_EXERCISE DESCRIPTION_
Drop the pictures, then extract the listing word for word.

_MATERIAL TO PROCESS_
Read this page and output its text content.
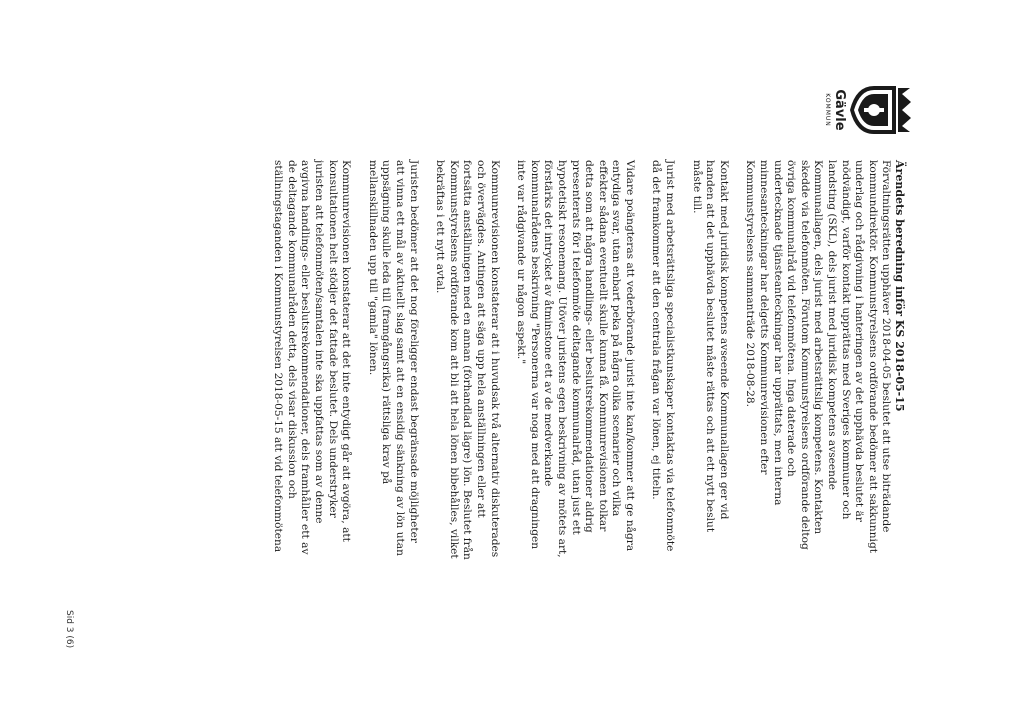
Gävle
KOMMUN
Sid 3 (6)
Ärendets beredning inför KS 2018-05-15

Förvaltningsrätten upphäver 2018-04-05 beslutet att utse biträdande kommundirektör. Kommunstyrelsens ordförande bedömer att sakkunnigt underlag och rådgivning i hanteringen av det upphävda beslutet är nödvändigt, varför kontakt upprättas med Sveriges kommuner och landsting (SKL), dels jurist med juridisk kompetens avseende Kommunallagen, dels jurist med arbetsrättslig kompetens. Kontakten skedde via telefonmöten. Förutom Kommunstyrelsens ordförande deltog övriga kommunalråd vid telefonmötena. Inga daterade och undertecknade tjänsteanteckningar har upprättats, men interna minnesanteckningar har delgetts Kommunrevisionen efter Kommunstyrelsens sammanträde 2018-08-28.

Kontakt med juridisk kompetens avseende Kommunallagen ger vid handen att det upphävda beslutet måste rättas och att ett nytt beslut måste till.

Jurist med arbetsrättsliga specialistkunskaper kontaktas via telefonmöte då det framkommer att den centrala frågan var lönen, ej titeln.

Vidare poängteras att vederbörande jurist inte kan/kommer att ge några entydiga svar, utan enbart peka på några olika scenarier och vilka effekter sådana eventuellt skulle kunna få. Kommunrevisionen tolkar detta som att några handlings- eller beslutsrekommendationer aldrig presenterats för i telefonmöte deltagande kommunalråd, utan just ett hypotetiskt resonemang. Utöver juristens egen beskrivning av mötets art, förstärks det intrycket av åtminstone ett av de medverkande kommunalrådens beskrivning "Personerna var noga med att dragningen inte var rådgivande ur någon aspekt."

Kommunrevisionen konstaterar att i huvudsak två alternativ diskuterades och övervägdes. Antingen att säga upp hela anställningen eller att fortsätta anställningen med en annan (förhandlad lägre) lön. Beslutet från Kommunstyrelsens ordförande kom att bli att hela lönen bibehålles, vilket bekräftas i ett nytt avtal.

Juristen bedömer att det nog föreligger endast begränsade möjligheter att vinna ett mål av aktuellt slag samt att en ensidig sänkning av lön utan uppsägning skulle leda till (framgångsrika) rättsliga krav på mellanskillnaden upp till "gamla" lönen.

Kommunrevisionen konstaterar att det inte entydigt går att avgöra, att konsultationen helt stödjer det fattade beslutet. Dels understryker juristen att telefonmöten/samtalen inte ska uppfattas som av denne avgivna handlings- eller beslutsrekommendationer, dels framhåller ett av de deltagande kommunalråden detta, dels visar diskussion och ställningstaganden i Kommunstyrelsen 2018-05-15 att vid telefonmötena
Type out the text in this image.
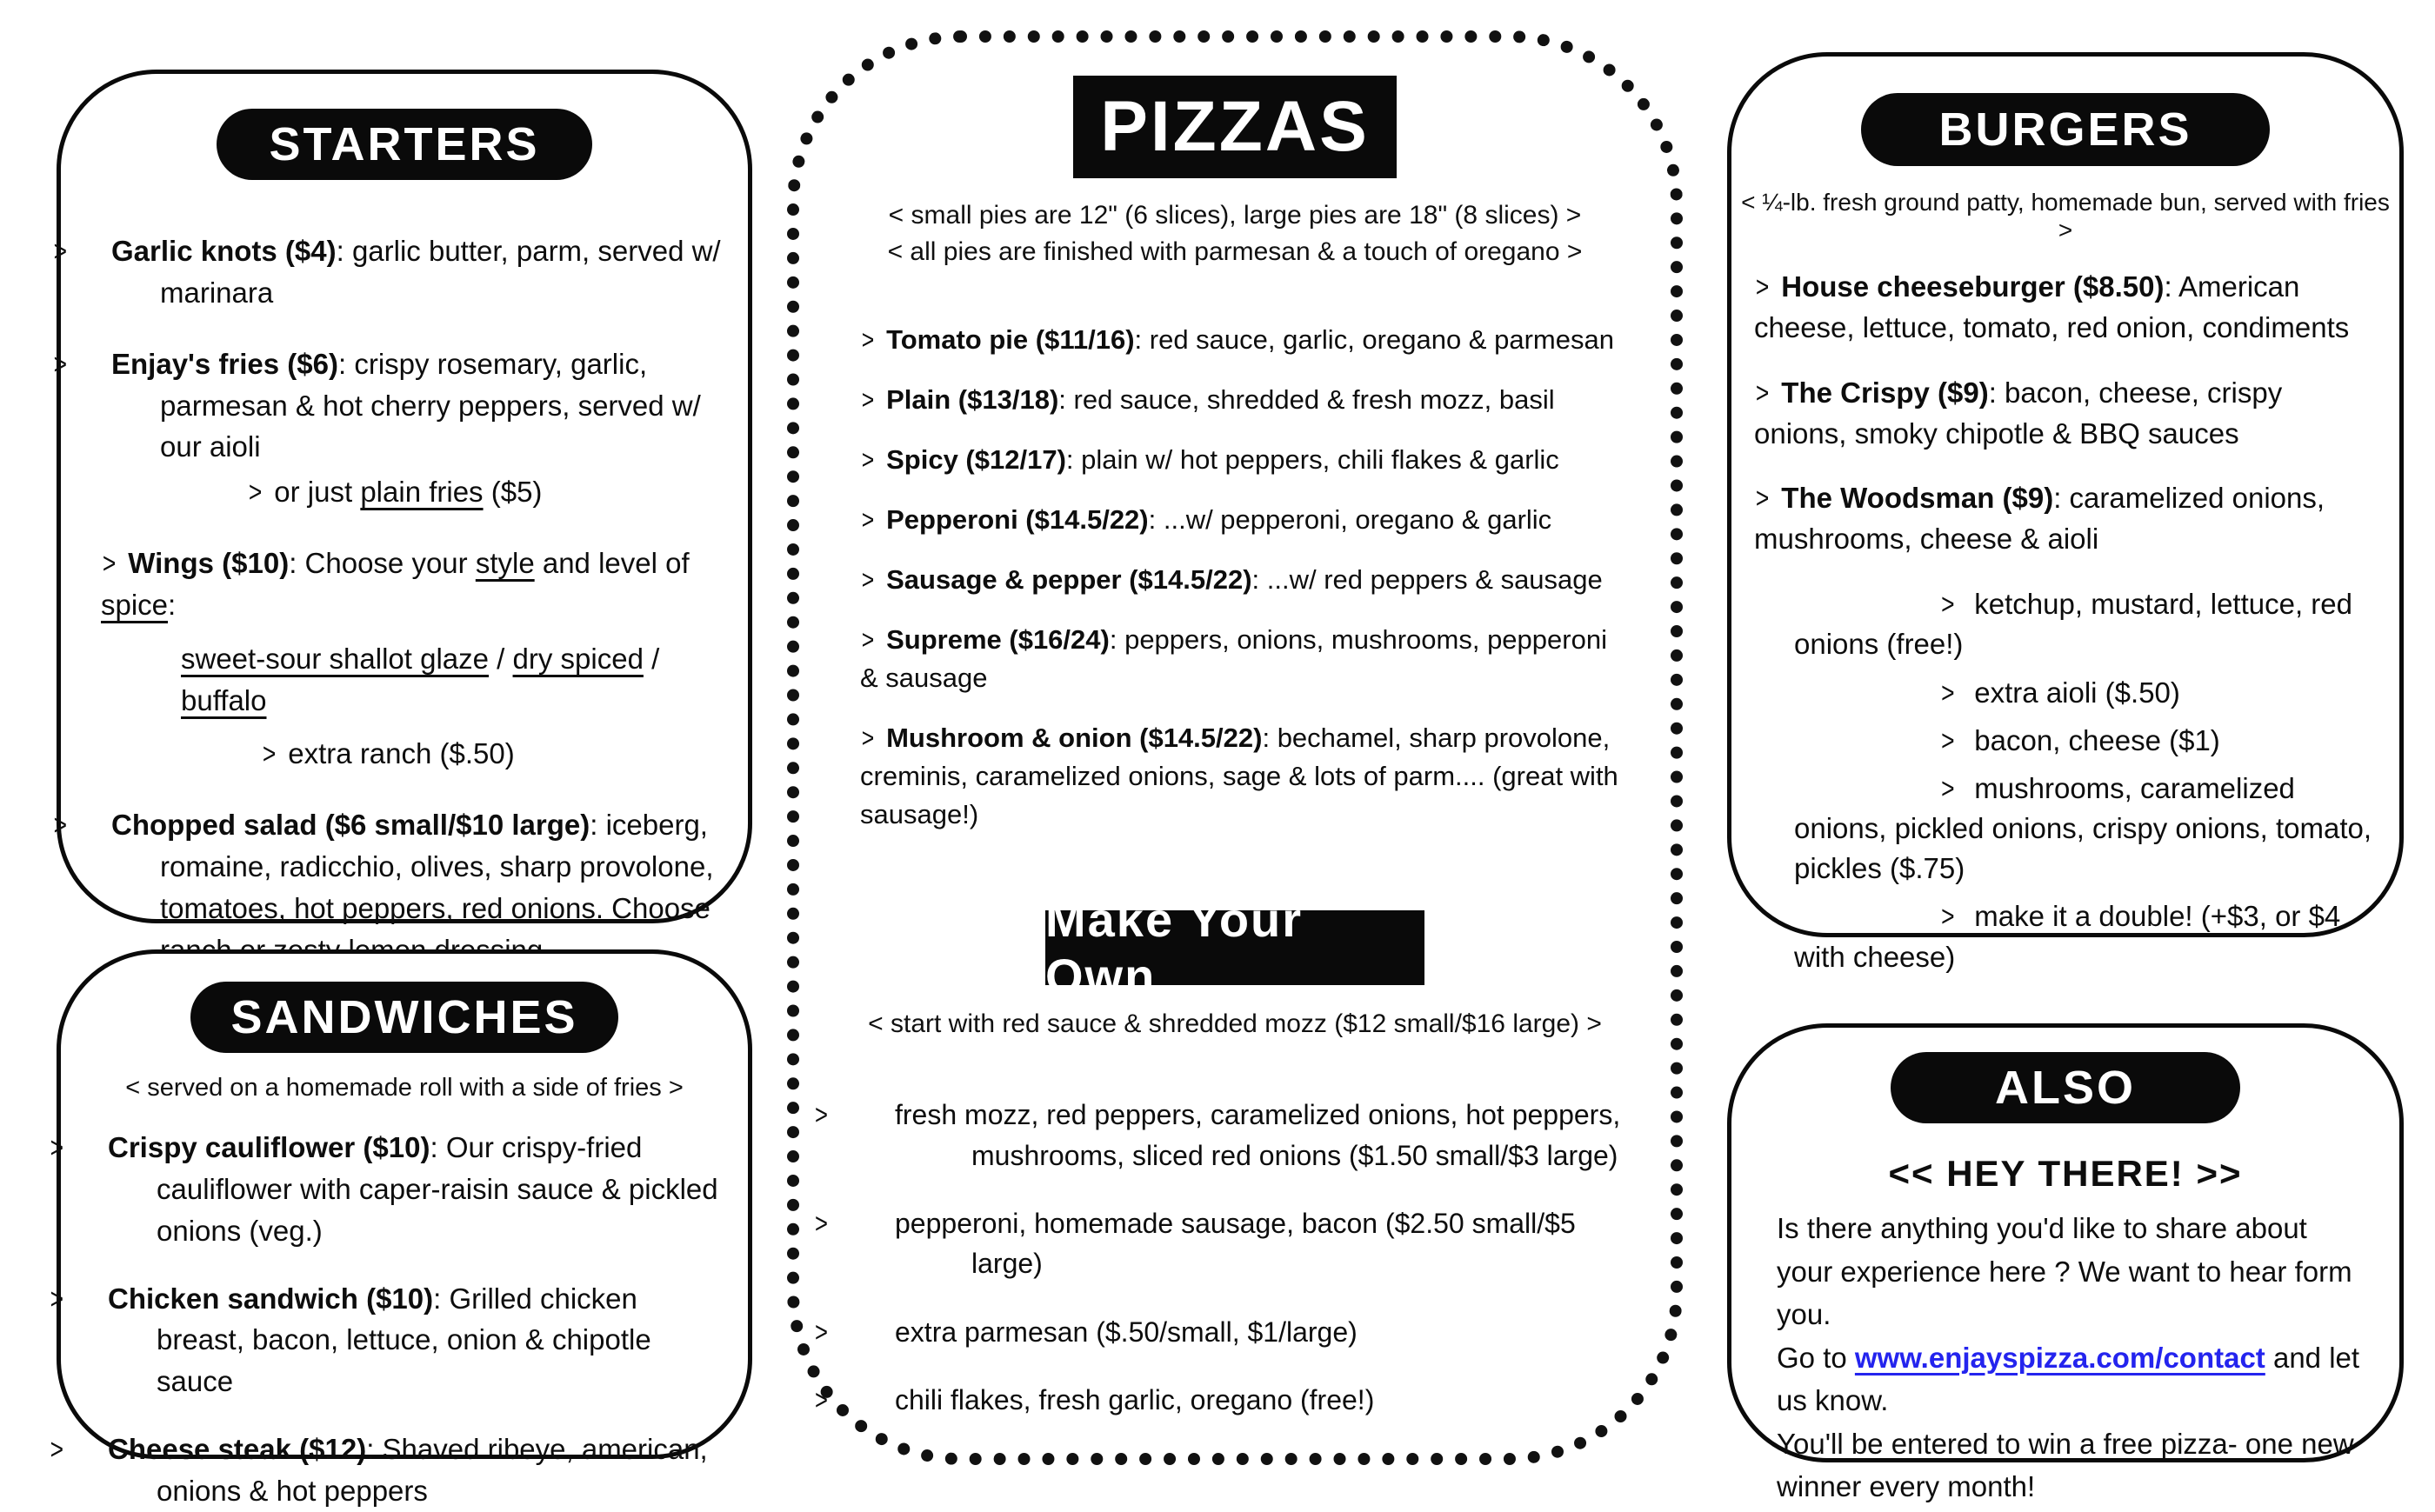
STARTERS
> Garlic knots ($4): garlic butter, parm, served w/ marinara
> Enjay's fries ($6): crispy rosemary, garlic, parmesan & hot cherry peppers, served w/ our aioli
> or just plain fries ($5)
> Wings ($10): Choose your style and level of spice:
sweet-sour shallot glaze / dry spiced / buffalo
> extra ranch ($.50)
> Chopped salad ($6 small/$10 large): iceberg, romaine, radicchio, olives, sharp provolone, tomatoes, hot peppers, red onions. Choose
SANDWICHES
< served on a homemade roll with a side of fries >
> Crispy cauliflower ($10): Our crispy-fried cauliflower with caper-raisin sauce & pickled onions (veg.)
> Chicken sandwich ($10): Grilled chicken breast, bacon, lettuce, onion & chipotle sauce
> Cheese steak ($12): Shaved ribeye, american, onions & hot peppers
PIZZAS
< small pies are 12" (6 slices), large pies are 18" (8 slices) >
< all pies are finished with parmesan & a touch of oregano >
> Tomato pie ($11/16): red sauce, garlic, oregano & parmesan
> Plain ($13/18): red sauce, shredded & fresh mozz, basil
> Spicy ($12/17): plain w/ hot peppers, chili flakes & garlic
> Pepperoni ($14.5/22): ...w/ pepperoni, oregano & garlic
> Sausage & pepper ($14.5/22): ...w/ red peppers & sausage
> Supreme ($16/24): peppers, onions, mushrooms, pepperoni & sausage
> Mushroom & onion ($14.5/22): bechamel, sharp provolone, creminis, caramelized onions, sage & lots of parm.... (great with sausage!)
Make Your Own
< start with red sauce & shredded mozz ($12 small/$16 large) >
> fresh mozz, red peppers, caramelized onions, hot peppers, mushrooms, sliced red onions ($1.50 small/$3 large)
> pepperoni, homemade sausage, bacon ($2.50 small/$5 large)
> extra parmesan ($.50/small, $1/large)
> chili flakes, fresh garlic, oregano (free!)
BURGERS
< ¼-lb. fresh ground patty, homemade bun, served with fries >
> House cheeseburger ($8.50): American cheese, lettuce, tomato, red onion, condiments
> The Crispy ($9): bacon, cheese, crispy onions, smoky chipotle & BBQ sauces
> The Woodsman ($9): caramelized onions, mushrooms, cheese & aioli
> ketchup, mustard, lettuce, red onions (free!)
> extra aioli ($.50)
> bacon, cheese ($1)
> mushrooms, caramelized onions, pickled onions, crispy onions, tomato, pickles ($.75)
> make it a double! (+$3, or $4 with cheese)
ALSO
<< HEY THERE! >>
Is there anything you'd like to share about your experience here ? We want to hear form you.
Go to www.enjayspizza.com/contact and let us know.
You'll be entered to win a free pizza- one new winner every month!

_FINAL RESULT_
Read this page and output its text content.
Gävle
KOMMUN
Sid 3 (6)
Ärendets beredning inför KS 2018-05-15

Förvaltningsrätten upphäver 2018-04-05 beslutet att utse biträdande kommundirektör. Kommunstyrelsens ordförande bedömer att sakkunnigt underlag och rådgivning i hanteringen av det upphävda beslutet är nödvändigt, varför kontakt upprättas med Sveriges kommuner och landsting (SKL), dels jurist med juridisk kompetens avseende Kommunallagen, dels jurist med arbetsrättslig kompetens. Kontakten skedde via telefonmöten. Förutom Kommunstyrelsens ordförande deltog övriga kommunalråd vid telefonmötena. Inga daterade och undertecknade tjänsteanteckningar har upprättats, men interna minnesanteckningar har delgetts Kommunrevisionen efter Kommunstyrelsens sammanträde 2018-08-28.

Kontakt med juridisk kompetens avseende Kommunallagen ger vid handen att det upphävda beslutet måste rättas och att ett nytt beslut måste till.

Jurist med arbetsrättsliga specialistkunskaper kontaktas via telefonmöte då det framkommer att den centrala frågan var lönen, ej titeln.

Vidare poängteras att vederbörande jurist inte kan/kommer att ge några entydiga svar, utan enbart peka på några olika scenarier och vilka effekter sådana eventuellt skulle kunna få. Kommunrevisionen tolkar detta som att några handlings- eller beslutsrekommendationer aldrig presenterats för i telefonmöte deltagande kommunalråd, utan just ett hypotetiskt resonemang. Utöver juristens egen beskrivning av mötets art, förstärks det intrycket av åtminstone ett av de medverkande kommunalrådens beskrivning "Personerna var noga med att dragningen inte var rådgivande ur någon aspekt."

Kommunrevisionen konstaterar att i huvudsak två alternativ diskuterades och övervägdes. Antingen att säga upp hela anställningen eller att fortsätta anställningen med en annan (förhandlad lägre) lön. Beslutet från Kommunstyrelsens ordförande kom att bli att hela lönen bibehålles, vilket bekräftas i ett nytt avtal.

Juristen bedömer att det nog föreligger endast begränsade möjligheter att vinna ett mål av aktuellt slag samt att en ensidig sänkning av lön utan uppsägning skulle leda till (framgångsrika) rättsliga krav på mellanskillnaden upp till "gamla" lönen.

Kommunrevisionen konstaterar att det inte entydigt går att avgöra, att konsultationen helt stödjer det fattade beslutet. Dels understryker juristen att telefonmöten/samtalen inte ska uppfattas som av denne avgivna handlings- eller beslutsrekommendationer, dels framhåller ett av de deltagande kommunalråden detta, dels visar diskussion och ställningstaganden i Kommunstyrelsen 2018-05-15 att vid telefonmötena
Type out the text in this image.
STARTERS
> Garlic knots ($4): garlic butter, parm, served w/ marinara
> Enjay's fries ($6): crispy rosemary, garlic, parmesan & hot cherry peppers, served w/ our aioli
> or just plain fries ($5)
> Wings ($10): Choose your style and level of spice:
sweet-sour shallot glaze / dry spiced / buffalo
> extra ranch ($.50)
> Chopped salad ($6 small/$10 large): iceberg, romaine, radicchio, olives, sharp provolone, tomatoes, hot peppers, red onions. Choose
SANDWICHES
< served on a homemade roll with a side of fries >
> Crispy cauliflower ($10): Our crispy-fried cauliflower with caper-raisin sauce & pickled onions (veg.)
> Chicken sandwich ($10): Grilled chicken breast, bacon, lettuce, onion & chipotle sauce
> Cheese steak ($12): Shaved ribeye, american, onions & hot peppers
PIZZAS
< small pies are 12" (6 slices), large pies are 18" (8 slices) >
< all pies are finished with parmesan & a touch of oregano >
> Tomato pie ($11/16): red sauce, garlic, oregano & parmesan
> Plain ($13/18): red sauce, shredded & fresh mozz, basil
> Spicy ($12/17): plain w/ hot peppers, chili flakes & garlic
> Pepperoni ($14.5/22): ...w/ pepperoni, oregano & garlic
> Sausage & pepper ($14.5/22): ...w/ red peppers & sausage
> Supreme ($16/24): peppers, onions, mushrooms, pepperoni & sausage
> Mushroom & onion ($14.5/22): bechamel, sharp provolone, creminis, caramelized onions, sage & lots of parm.... (great with sausage!)
Make Your Own
< start with red sauce & shredded mozz ($12 small/$16 large) >
> fresh mozz, red peppers, caramelized onions, hot peppers, mushrooms, sliced red onions ($1.50 small/$3 large)
> pepperoni, homemade sausage, bacon ($2.50 small/$5 large)
> extra parmesan ($.50/small, $1/large)
> chili flakes, fresh garlic, oregano (free!)
BURGERS
< ¼-lb. fresh ground patty, homemade bun, served with fries >
> House cheeseburger ($8.50): American cheese, lettuce, tomato, red onion, condiments
> The Crispy ($9): bacon, cheese, crispy onions, smoky chipotle & BBQ sauces
> The Woodsman ($9): caramelized onions, mushrooms, cheese & aioli
> ketchup, mustard, lettuce, red onions (free!)
> extra aioli ($.50)
> bacon, cheese ($1)
> mushrooms, caramelized onions, pickled onions, crispy onions, tomato, pickles ($.75)
> make it a double! (+$3, or $4 with cheese)
ALSO
<< HEY THERE! >>
Is there anything you'd like to share about your experience here ? We want to hear form you.
Go to www.enjayspizza.com/contact and let us know.
You'll be entered to win a free pizza- one new winner every month!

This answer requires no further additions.